Quote the listing word for word from its first line through the line that contains "data-point-gravimetric-water-content <box>1055 1041".
+===+
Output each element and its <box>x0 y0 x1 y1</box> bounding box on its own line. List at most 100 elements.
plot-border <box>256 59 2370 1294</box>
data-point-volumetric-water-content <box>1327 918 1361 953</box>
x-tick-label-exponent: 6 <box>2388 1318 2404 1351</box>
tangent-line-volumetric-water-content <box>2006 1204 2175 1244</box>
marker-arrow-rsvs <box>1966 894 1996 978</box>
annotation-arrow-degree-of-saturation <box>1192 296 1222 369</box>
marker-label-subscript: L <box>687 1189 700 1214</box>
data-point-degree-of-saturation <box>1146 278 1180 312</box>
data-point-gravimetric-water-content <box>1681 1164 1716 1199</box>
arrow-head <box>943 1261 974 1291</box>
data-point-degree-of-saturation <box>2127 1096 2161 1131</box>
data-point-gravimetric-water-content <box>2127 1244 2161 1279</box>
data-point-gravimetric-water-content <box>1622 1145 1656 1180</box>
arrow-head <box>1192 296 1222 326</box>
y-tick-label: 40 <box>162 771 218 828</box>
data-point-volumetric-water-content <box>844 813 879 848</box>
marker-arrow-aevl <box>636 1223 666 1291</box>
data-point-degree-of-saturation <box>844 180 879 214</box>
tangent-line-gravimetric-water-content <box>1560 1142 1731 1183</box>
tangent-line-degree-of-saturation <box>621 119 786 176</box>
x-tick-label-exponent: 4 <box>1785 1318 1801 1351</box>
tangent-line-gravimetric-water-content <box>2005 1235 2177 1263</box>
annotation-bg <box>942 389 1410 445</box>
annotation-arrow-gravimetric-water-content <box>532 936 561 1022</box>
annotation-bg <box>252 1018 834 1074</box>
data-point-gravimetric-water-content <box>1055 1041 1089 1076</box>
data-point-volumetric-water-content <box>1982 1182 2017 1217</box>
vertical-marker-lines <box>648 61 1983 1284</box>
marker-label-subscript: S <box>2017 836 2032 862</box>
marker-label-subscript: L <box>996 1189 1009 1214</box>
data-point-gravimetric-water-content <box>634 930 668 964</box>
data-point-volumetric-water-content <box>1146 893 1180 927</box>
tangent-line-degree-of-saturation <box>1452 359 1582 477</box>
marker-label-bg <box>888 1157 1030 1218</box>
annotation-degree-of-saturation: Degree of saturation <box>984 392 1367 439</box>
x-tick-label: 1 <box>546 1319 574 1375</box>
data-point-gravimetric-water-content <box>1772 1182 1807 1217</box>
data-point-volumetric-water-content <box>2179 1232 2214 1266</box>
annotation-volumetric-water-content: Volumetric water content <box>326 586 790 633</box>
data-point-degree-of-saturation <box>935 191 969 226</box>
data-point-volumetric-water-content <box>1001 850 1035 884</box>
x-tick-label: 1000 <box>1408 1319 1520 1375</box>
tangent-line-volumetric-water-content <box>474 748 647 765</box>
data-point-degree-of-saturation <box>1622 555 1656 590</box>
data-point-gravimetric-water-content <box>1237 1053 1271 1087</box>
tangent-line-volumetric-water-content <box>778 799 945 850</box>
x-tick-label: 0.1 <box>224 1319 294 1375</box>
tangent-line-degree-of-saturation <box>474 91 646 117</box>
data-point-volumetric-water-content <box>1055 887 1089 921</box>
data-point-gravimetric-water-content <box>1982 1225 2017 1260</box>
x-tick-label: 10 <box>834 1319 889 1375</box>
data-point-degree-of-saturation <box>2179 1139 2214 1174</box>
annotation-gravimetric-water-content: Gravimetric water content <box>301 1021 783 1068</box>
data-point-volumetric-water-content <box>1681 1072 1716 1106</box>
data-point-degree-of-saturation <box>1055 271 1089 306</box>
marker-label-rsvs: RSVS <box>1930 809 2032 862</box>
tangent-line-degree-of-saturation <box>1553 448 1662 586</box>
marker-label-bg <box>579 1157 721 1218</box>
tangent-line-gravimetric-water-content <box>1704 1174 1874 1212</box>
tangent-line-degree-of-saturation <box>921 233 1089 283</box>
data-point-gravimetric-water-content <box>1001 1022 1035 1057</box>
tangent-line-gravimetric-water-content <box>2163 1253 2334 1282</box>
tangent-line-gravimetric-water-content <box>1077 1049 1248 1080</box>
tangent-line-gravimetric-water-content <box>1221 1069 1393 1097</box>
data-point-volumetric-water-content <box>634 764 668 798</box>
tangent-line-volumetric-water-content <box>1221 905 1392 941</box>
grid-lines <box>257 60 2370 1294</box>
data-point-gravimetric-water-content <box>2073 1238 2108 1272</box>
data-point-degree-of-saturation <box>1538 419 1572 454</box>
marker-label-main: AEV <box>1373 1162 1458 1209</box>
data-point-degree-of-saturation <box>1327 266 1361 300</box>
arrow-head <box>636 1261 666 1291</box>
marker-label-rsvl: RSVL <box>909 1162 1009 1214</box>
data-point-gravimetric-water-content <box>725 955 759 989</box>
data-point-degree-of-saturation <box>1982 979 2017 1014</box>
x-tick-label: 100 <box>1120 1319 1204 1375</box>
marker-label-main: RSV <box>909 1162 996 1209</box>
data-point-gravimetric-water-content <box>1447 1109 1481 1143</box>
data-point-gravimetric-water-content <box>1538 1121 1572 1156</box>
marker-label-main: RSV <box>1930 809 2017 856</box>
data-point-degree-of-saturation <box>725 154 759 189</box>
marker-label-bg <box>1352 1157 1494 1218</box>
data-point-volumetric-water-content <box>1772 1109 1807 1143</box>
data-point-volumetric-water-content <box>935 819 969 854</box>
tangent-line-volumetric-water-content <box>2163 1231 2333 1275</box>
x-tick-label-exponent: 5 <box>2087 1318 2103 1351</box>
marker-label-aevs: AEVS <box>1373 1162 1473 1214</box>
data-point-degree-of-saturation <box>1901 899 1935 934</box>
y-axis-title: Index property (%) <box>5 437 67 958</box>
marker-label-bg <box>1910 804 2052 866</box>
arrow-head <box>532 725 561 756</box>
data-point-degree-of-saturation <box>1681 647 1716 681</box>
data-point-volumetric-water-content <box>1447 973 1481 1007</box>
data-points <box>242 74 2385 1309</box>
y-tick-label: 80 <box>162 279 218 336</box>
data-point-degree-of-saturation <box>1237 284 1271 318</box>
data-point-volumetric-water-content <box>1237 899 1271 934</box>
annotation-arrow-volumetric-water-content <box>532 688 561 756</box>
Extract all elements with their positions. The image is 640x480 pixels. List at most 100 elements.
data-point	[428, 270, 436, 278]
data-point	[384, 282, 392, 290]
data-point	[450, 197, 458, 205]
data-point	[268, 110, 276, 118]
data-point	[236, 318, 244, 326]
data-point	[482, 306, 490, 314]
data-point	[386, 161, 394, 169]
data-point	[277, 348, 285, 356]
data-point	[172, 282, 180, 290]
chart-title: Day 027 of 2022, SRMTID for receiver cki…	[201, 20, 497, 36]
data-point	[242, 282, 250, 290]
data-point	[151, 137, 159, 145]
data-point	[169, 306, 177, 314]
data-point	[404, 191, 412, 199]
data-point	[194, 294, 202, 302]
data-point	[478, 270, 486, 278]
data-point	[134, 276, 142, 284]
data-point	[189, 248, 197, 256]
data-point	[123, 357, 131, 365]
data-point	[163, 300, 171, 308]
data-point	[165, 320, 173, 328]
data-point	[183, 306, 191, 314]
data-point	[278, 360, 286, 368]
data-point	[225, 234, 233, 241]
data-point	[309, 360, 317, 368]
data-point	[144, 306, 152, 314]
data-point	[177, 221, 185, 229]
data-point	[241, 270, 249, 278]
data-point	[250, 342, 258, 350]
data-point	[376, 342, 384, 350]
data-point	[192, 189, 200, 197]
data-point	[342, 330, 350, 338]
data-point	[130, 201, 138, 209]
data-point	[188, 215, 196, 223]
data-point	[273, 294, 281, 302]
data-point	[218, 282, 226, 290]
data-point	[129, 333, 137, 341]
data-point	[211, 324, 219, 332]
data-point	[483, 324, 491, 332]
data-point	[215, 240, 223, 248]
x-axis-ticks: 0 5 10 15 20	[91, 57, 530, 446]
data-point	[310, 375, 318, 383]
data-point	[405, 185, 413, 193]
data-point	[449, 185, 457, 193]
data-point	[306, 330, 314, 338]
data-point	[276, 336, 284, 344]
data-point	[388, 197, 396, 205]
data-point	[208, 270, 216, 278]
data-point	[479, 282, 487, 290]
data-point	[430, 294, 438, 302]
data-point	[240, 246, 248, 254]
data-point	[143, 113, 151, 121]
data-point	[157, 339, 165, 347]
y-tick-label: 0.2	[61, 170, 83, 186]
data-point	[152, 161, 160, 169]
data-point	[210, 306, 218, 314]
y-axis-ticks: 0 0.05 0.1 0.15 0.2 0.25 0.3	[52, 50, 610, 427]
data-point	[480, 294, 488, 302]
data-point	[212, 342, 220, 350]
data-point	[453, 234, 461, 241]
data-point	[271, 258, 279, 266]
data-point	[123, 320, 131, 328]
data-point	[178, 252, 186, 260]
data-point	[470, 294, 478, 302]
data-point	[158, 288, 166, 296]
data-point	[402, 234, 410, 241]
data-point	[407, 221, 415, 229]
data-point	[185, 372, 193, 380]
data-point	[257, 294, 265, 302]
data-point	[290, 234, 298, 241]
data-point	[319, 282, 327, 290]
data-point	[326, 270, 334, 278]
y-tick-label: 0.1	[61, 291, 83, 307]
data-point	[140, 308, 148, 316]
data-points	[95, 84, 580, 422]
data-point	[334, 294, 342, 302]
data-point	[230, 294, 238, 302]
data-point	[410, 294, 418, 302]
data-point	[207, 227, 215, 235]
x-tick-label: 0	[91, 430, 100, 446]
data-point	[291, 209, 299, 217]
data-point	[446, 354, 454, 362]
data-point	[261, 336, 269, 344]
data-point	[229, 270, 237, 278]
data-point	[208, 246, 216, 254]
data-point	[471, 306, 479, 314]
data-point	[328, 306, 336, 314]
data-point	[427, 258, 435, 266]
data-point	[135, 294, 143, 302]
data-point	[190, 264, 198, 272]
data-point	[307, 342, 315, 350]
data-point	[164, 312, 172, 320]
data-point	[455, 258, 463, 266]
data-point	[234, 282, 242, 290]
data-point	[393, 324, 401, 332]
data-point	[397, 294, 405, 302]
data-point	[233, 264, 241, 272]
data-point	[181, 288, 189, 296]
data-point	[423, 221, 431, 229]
+===+
◆ **Task output**:
Output each element and its <box>x0 y0 x1 y1</box> bounding box on its own line. List at most 100 elements.
plot-border <box>256 59 2370 1294</box>
data-point-volumetric-water-content <box>1327 918 1361 953</box>
x-tick-label-exponent: 6 <box>2388 1318 2404 1351</box>
tangent-line-volumetric-water-content <box>2006 1204 2175 1244</box>
marker-arrow-rsvs <box>1966 894 1996 978</box>
annotation-arrow-degree-of-saturation <box>1192 296 1222 369</box>
marker-label-subscript: L <box>687 1189 700 1214</box>
data-point-degree-of-saturation <box>1146 278 1180 312</box>
data-point-gravimetric-water-content <box>1681 1164 1716 1199</box>
arrow-head <box>943 1261 974 1291</box>
data-point-degree-of-saturation <box>2127 1096 2161 1131</box>
data-point-gravimetric-water-content <box>2127 1244 2161 1279</box>
data-point-gravimetric-water-content <box>1622 1145 1656 1180</box>
arrow-head <box>1192 296 1222 326</box>
y-tick-label: 40 <box>162 771 218 828</box>
data-point-volumetric-water-content <box>844 813 879 848</box>
marker-arrow-aevl <box>636 1223 666 1291</box>
data-point-degree-of-saturation <box>844 180 879 214</box>
tangent-line-gravimetric-water-content <box>1560 1142 1731 1183</box>
tangent-line-degree-of-saturation <box>621 119 786 176</box>
x-tick-label-exponent: 4 <box>1785 1318 1801 1351</box>
tangent-line-gravimetric-water-content <box>2005 1235 2177 1263</box>
annotation-bg <box>942 389 1410 445</box>
annotation-arrow-gravimetric-water-content <box>532 936 561 1022</box>
annotation-bg <box>252 1018 834 1074</box>
data-point-gravimetric-water-content <box>1055 1041 1089 1076</box>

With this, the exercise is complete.